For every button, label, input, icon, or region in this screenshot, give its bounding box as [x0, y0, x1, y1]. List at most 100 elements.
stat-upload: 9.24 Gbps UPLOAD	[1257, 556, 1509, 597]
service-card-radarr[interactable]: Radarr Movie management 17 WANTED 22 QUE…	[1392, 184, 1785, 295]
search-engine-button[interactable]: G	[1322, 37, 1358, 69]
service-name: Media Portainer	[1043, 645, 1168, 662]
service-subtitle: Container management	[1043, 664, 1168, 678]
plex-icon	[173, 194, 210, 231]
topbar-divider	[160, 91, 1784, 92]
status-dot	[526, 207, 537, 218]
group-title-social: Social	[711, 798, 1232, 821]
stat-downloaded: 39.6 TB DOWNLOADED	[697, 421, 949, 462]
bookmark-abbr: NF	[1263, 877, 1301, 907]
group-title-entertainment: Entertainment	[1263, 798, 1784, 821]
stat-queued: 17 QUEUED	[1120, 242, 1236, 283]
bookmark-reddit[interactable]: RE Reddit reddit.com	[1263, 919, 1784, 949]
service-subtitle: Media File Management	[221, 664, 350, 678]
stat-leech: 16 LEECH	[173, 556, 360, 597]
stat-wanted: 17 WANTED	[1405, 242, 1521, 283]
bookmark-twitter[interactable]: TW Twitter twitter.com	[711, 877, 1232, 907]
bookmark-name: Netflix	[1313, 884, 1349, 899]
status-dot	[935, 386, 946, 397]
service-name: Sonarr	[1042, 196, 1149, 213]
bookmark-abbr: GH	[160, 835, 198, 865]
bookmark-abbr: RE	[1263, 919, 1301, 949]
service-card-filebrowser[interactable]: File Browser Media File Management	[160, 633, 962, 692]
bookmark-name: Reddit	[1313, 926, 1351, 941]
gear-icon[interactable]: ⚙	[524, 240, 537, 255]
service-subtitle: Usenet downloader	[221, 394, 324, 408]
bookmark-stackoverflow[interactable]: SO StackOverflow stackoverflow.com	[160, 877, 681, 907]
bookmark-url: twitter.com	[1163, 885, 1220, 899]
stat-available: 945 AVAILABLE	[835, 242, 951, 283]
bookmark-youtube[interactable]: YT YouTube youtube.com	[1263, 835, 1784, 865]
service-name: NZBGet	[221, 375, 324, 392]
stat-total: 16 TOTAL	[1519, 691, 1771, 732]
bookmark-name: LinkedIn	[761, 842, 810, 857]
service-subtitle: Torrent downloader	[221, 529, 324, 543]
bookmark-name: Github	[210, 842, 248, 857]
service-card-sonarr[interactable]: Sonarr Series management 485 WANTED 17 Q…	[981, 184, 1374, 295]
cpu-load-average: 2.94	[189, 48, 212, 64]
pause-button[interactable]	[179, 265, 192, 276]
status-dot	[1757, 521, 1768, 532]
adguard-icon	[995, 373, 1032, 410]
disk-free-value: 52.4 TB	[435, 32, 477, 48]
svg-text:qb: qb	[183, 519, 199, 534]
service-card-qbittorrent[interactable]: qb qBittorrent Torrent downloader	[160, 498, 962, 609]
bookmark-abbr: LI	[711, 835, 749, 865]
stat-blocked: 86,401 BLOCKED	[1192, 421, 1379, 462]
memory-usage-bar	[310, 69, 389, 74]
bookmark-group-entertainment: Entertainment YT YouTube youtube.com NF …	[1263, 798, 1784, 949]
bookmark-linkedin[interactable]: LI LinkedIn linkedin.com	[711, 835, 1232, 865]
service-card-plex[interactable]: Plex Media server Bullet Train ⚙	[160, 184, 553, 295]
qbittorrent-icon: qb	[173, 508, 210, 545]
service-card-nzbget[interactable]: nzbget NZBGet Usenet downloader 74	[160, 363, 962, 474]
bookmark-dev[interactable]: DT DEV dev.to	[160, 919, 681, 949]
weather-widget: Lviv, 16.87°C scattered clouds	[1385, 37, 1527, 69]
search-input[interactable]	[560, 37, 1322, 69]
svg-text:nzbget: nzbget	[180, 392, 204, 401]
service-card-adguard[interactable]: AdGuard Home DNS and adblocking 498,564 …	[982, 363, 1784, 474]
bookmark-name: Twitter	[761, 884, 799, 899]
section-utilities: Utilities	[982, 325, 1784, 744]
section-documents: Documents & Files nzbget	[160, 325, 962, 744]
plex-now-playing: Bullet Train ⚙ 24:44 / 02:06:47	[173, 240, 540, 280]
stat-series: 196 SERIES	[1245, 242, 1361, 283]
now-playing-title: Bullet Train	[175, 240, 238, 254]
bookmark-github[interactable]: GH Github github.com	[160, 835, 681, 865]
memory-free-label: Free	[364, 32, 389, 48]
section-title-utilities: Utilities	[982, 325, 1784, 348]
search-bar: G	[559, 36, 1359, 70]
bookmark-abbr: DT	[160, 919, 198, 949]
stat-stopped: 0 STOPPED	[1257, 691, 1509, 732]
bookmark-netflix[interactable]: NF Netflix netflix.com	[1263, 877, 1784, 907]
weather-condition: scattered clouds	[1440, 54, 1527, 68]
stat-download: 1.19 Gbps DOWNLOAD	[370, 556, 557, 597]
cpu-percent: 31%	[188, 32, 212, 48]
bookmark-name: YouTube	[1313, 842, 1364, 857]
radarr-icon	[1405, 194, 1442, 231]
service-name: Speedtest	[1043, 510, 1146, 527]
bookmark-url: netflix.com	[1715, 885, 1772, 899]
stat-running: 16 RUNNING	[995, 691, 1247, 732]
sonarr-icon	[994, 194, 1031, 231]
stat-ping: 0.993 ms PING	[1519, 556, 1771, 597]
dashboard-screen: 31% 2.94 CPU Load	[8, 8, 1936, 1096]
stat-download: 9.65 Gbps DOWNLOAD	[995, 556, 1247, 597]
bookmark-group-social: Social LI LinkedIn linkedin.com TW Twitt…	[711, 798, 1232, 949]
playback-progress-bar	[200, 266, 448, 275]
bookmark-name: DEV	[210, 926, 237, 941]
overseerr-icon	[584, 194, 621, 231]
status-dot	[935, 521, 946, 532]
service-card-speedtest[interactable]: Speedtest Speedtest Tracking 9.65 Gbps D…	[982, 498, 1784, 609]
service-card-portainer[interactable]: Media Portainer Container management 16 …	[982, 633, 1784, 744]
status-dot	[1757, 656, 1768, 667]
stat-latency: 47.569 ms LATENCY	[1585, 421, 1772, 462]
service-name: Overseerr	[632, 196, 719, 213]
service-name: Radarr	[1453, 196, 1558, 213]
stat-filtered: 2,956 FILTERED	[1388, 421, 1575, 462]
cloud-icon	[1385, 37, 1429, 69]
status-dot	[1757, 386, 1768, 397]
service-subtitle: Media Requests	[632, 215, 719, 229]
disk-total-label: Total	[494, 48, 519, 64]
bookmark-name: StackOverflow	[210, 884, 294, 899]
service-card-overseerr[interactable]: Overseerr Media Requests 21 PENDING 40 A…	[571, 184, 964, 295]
--
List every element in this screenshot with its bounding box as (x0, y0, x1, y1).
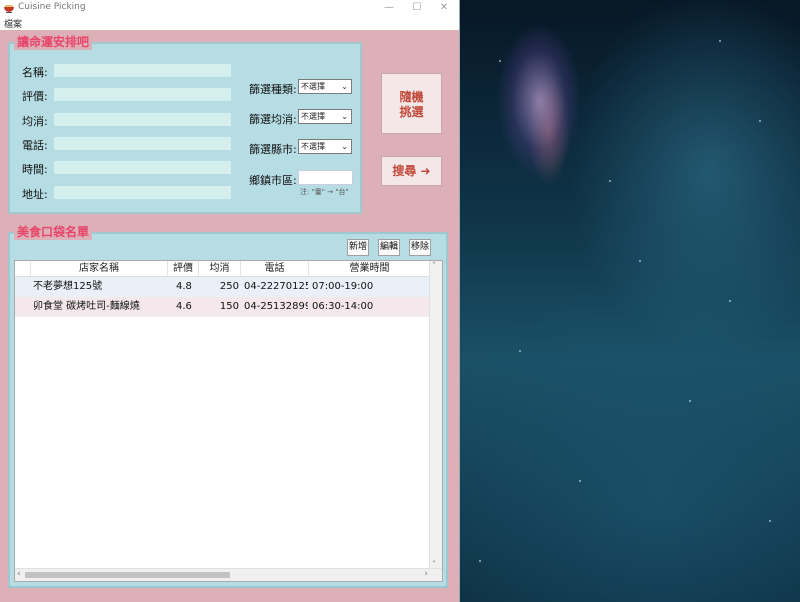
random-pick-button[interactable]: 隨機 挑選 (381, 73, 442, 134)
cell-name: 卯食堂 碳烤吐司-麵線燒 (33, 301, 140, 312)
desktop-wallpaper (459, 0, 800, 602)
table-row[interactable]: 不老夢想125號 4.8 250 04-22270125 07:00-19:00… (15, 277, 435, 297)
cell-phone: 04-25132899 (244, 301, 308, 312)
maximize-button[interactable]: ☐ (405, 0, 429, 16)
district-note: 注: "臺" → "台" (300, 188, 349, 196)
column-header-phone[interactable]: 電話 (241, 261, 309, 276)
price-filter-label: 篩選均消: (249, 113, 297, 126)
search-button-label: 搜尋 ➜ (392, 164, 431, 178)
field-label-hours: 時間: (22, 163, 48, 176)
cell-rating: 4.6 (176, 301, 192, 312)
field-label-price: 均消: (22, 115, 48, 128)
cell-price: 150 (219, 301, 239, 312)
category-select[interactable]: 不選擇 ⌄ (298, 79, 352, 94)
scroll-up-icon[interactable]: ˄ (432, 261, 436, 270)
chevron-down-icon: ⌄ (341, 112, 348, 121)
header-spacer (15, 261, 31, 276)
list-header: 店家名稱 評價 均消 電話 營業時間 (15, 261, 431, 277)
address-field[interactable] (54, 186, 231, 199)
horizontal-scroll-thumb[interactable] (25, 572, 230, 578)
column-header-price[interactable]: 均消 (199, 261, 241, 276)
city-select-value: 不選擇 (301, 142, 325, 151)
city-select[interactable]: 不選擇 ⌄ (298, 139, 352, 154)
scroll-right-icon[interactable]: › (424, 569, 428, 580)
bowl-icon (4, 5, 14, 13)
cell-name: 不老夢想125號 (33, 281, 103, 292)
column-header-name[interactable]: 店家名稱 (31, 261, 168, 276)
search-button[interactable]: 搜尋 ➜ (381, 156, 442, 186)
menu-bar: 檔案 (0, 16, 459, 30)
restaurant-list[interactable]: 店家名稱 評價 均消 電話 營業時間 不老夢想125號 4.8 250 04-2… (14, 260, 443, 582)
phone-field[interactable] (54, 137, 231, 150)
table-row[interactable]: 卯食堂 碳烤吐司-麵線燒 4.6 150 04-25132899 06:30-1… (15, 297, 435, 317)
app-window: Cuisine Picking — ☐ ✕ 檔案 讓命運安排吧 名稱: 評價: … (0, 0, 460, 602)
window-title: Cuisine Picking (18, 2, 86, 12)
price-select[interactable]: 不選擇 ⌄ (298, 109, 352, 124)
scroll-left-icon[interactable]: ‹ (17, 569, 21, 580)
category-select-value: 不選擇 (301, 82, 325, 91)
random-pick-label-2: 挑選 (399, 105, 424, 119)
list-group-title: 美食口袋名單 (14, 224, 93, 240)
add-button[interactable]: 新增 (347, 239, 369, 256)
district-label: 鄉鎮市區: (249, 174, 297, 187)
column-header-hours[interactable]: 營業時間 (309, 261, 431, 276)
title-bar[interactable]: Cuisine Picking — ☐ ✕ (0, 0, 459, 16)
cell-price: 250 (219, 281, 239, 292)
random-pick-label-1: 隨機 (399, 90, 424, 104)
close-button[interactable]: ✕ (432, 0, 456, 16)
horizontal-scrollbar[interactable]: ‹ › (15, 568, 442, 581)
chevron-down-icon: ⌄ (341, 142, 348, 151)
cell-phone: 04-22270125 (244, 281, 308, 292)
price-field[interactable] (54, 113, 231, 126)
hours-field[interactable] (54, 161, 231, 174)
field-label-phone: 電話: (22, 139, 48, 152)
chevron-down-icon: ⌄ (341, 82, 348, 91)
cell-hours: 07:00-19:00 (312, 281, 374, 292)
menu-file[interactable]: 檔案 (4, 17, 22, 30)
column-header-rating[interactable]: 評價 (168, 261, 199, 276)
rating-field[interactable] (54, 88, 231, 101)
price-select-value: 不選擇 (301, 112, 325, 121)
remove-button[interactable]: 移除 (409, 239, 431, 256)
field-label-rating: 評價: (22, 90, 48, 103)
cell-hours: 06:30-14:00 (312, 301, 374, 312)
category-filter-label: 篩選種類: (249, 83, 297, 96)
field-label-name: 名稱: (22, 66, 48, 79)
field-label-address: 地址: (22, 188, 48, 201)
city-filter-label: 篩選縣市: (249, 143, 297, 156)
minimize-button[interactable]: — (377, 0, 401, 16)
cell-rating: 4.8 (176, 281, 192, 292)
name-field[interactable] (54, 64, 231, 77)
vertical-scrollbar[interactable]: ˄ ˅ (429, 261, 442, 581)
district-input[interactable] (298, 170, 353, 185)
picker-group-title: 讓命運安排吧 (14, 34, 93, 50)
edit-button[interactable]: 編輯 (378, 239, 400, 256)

_WHAT TO DO_. Print the lines from the one containing "random-pick-button[interactable]: 隨機 挑選" through the one containing "phone-field[interactable] (54, 137, 231, 150)", copying each exactly.

_FULL SOLUTION_.
random-pick-button[interactable]: 隨機 挑選 (381, 73, 442, 134)
cell-name: 卯食堂 碳烤吐司-麵線燒 (33, 301, 140, 312)
desktop-wallpaper (459, 0, 800, 602)
table-row[interactable]: 不老夢想125號 4.8 250 04-22270125 07:00-19:00… (15, 277, 435, 297)
cell-phone: 04-25132899 (244, 301, 308, 312)
maximize-button[interactable]: ☐ (405, 0, 429, 16)
district-note: 注: "臺" → "台" (300, 188, 349, 196)
column-header-phone[interactable]: 電話 (241, 261, 309, 276)
price-filter-label: 篩選均消: (249, 113, 297, 126)
search-button-label: 搜尋 ➜ (392, 164, 431, 178)
field-label-hours: 時間: (22, 163, 48, 176)
cell-rating: 4.6 (176, 301, 192, 312)
field-label-price: 均消: (22, 115, 48, 128)
cell-price: 150 (219, 301, 239, 312)
category-select[interactable]: 不選擇 ⌄ (298, 79, 352, 94)
scroll-up-icon[interactable]: ˄ (432, 261, 436, 270)
chevron-down-icon: ⌄ (341, 112, 348, 121)
header-spacer (15, 261, 31, 276)
list-header: 店家名稱 評價 均消 電話 營業時間 (15, 261, 431, 277)
address-field[interactable] (54, 186, 231, 199)
horizontal-scroll-thumb[interactable] (25, 572, 230, 578)
column-header-price[interactable]: 均消 (199, 261, 241, 276)
city-select-value: 不選擇 (301, 142, 325, 151)
city-select[interactable]: 不選擇 ⌄ (298, 139, 352, 154)
scroll-right-icon[interactable]: › (424, 569, 428, 580)
bowl-icon (4, 5, 14, 13)
cell-name: 不老夢想125號 (33, 281, 103, 292)
column-header-name[interactable]: 店家名稱 (31, 261, 168, 276)
search-button[interactable]: 搜尋 ➜ (381, 156, 442, 186)
menu-bar: 檔案 (0, 16, 459, 30)
restaurant-list[interactable]: 店家名稱 評價 均消 電話 營業時間 不老夢想125號 4.8 250 04-2… (14, 260, 443, 582)
phone-field[interactable] (54, 137, 231, 150)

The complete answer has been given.